**Goal:**
Of all the lines in the material, how many include the word "Delta"? Reply with the number alone.

**Supplied material:**
::::

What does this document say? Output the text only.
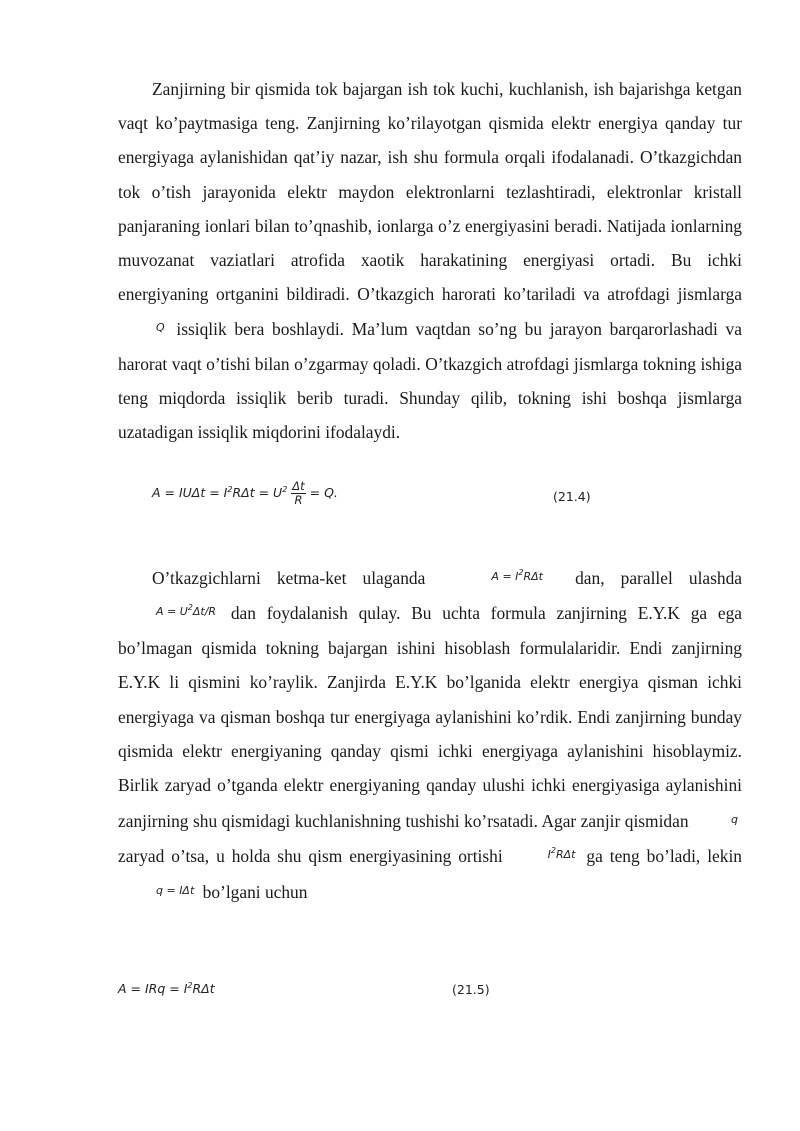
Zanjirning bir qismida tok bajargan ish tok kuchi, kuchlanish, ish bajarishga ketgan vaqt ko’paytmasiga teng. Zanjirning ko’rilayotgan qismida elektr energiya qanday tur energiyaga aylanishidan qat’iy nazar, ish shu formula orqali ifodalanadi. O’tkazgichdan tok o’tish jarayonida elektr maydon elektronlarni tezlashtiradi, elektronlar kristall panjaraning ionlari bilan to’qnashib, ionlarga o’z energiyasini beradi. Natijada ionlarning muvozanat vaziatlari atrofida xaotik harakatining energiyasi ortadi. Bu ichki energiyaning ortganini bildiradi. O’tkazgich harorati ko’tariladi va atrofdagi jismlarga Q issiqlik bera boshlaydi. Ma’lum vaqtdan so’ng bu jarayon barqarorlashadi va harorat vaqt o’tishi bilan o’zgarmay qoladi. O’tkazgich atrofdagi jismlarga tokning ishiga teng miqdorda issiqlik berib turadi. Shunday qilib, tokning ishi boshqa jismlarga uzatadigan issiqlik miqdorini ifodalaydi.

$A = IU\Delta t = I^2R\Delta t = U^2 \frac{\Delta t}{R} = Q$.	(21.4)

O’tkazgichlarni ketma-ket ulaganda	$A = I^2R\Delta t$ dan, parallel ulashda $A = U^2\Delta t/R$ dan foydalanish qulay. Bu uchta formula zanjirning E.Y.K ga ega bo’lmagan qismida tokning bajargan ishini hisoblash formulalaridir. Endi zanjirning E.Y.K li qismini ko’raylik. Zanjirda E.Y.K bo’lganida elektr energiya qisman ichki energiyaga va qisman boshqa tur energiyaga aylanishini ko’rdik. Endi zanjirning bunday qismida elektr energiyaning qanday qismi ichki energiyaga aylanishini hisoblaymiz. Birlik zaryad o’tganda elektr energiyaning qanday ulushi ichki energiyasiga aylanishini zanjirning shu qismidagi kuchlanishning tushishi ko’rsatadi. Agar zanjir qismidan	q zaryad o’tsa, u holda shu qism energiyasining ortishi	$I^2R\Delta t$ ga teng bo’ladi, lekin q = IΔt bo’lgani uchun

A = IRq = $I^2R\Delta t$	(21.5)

::::

**Task result:**
3